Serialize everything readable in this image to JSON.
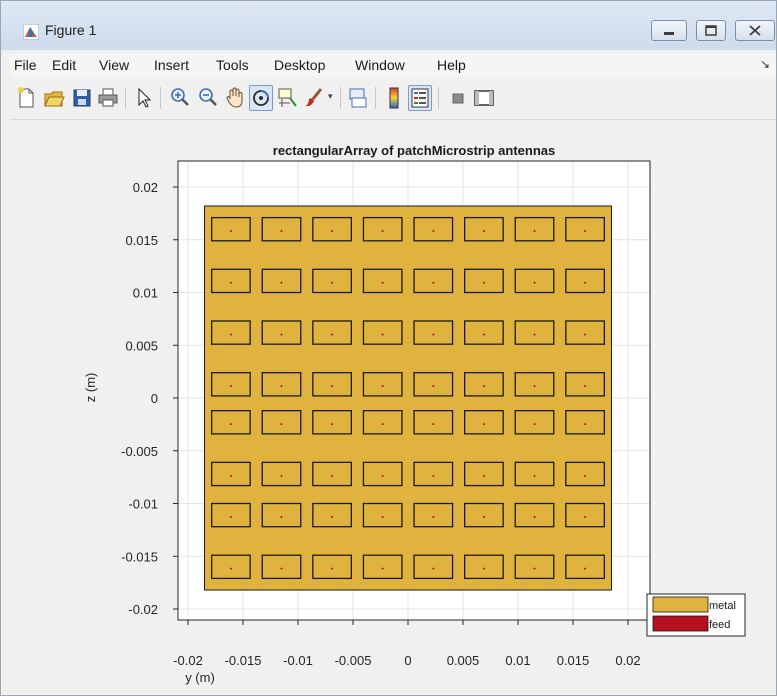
{
  "window": {
    "title": "Figure 1",
    "icon": "matlab-figure-icon"
  },
  "menu": {
    "items": [
      "File",
      "Edit",
      "View",
      "Insert",
      "Tools",
      "Desktop",
      "Window",
      "Help"
    ]
  },
  "toolbar": {
    "buttons": [
      "new-figure-icon",
      "open-file-icon",
      "save-icon",
      "print-icon",
      "pointer-icon",
      "zoom-in-icon",
      "zoom-out-icon",
      "pan-hand-icon",
      "rotate-3d-icon",
      "data-cursor-icon",
      "brush-icon",
      "link-plot-icon",
      "colorbar-icon",
      "legend-icon",
      "hide-plot-tools-icon",
      "show-plot-tools-icon"
    ],
    "active": [
      "rotate-3d-icon",
      "legend-icon"
    ]
  },
  "colors": {
    "metal": "#e0b33f",
    "feed": "#b5101d"
  },
  "chart_data": {
    "type": "heatmap",
    "title": "rectangularArray of patchMicrostrip antennas",
    "xlabel": "y (m)",
    "ylabel": "z (m)",
    "xlim": [
      -0.02,
      0.02
    ],
    "ylim": [
      -0.02,
      0.02
    ],
    "xticks": [
      "-0.02",
      "-0.015",
      "-0.01",
      "-0.005",
      "0",
      "0.005",
      "0.01",
      "0.015",
      "0.02"
    ],
    "yticks": [
      "0.02",
      "0.015",
      "0.01",
      "0.005",
      "0",
      "-0.005",
      "-0.01",
      "-0.015",
      "-0.02"
    ],
    "grid": true,
    "ground_plane": {
      "ymin": -0.0185,
      "ymax": 0.0185,
      "zmin": -0.0182,
      "zmax": 0.0182
    },
    "array": {
      "rows": 8,
      "columns": 8,
      "patch_centers_y": [
        -0.0161,
        -0.0115,
        -0.0069,
        -0.0023,
        0.0023,
        0.0069,
        0.0115,
        0.0161
      ],
      "patch_centers_z": [
        0.016,
        0.0111,
        0.0062,
        0.0013,
        -0.0023,
        -0.0072,
        -0.0111,
        -0.016
      ],
      "patch_width": 0.0035,
      "patch_height": 0.0022
    },
    "legend": {
      "placement": "bottom-right",
      "entries": [
        "metal",
        "feed"
      ]
    }
  }
}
------------------------------------------------------------
■ Written request: Reproduce each line exactly as it appears, omitting the pictures.

■ Reply:
Serialize everything readable in this image to JSON.
{
  "window": {
    "title": "Figure 1",
    "icon": "matlab-figure-icon"
  },
  "menu": {
    "items": [
      "File",
      "Edit",
      "View",
      "Insert",
      "Tools",
      "Desktop",
      "Window",
      "Help"
    ]
  },
  "toolbar": {
    "buttons": [
      "new-figure-icon",
      "open-file-icon",
      "save-icon",
      "print-icon",
      "pointer-icon",
      "zoom-in-icon",
      "zoom-out-icon",
      "pan-hand-icon",
      "rotate-3d-icon",
      "data-cursor-icon",
      "brush-icon",
      "link-plot-icon",
      "colorbar-icon",
      "legend-icon",
      "hide-plot-tools-icon",
      "show-plot-tools-icon"
    ],
    "active": [
      "rotate-3d-icon",
      "legend-icon"
    ]
  },
  "colors": {
    "metal": "#e0b33f",
    "feed": "#b5101d"
  },
  "chart_data": {
    "type": "heatmap",
    "title": "rectangularArray of patchMicrostrip antennas",
    "xlabel": "y (m)",
    "ylabel": "z (m)",
    "xlim": [
      -0.02,
      0.02
    ],
    "ylim": [
      -0.02,
      0.02
    ],
    "xticks": [
      "-0.02",
      "-0.015",
      "-0.01",
      "-0.005",
      "0",
      "0.005",
      "0.01",
      "0.015",
      "0.02"
    ],
    "yticks": [
      "0.02",
      "0.015",
      "0.01",
      "0.005",
      "0",
      "-0.005",
      "-0.01",
      "-0.015",
      "-0.02"
    ],
    "grid": true,
    "ground_plane": {
      "ymin": -0.0185,
      "ymax": 0.0185,
      "zmin": -0.0182,
      "zmax": 0.0182
    },
    "array": {
      "rows": 8,
      "columns": 8,
      "patch_centers_y": [
        -0.0161,
        -0.0115,
        -0.0069,
        -0.0023,
        0.0023,
        0.0069,
        0.0115,
        0.0161
      ],
      "patch_centers_z": [
        0.016,
        0.0111,
        0.0062,
        0.0013,
        -0.0023,
        -0.0072,
        -0.0111,
        -0.016
      ],
      "patch_width": 0.0035,
      "patch_height": 0.0022
    },
    "legend": {
      "placement": "bottom-right",
      "entries": [
        "metal",
        "feed"
      ]
    }
  }
}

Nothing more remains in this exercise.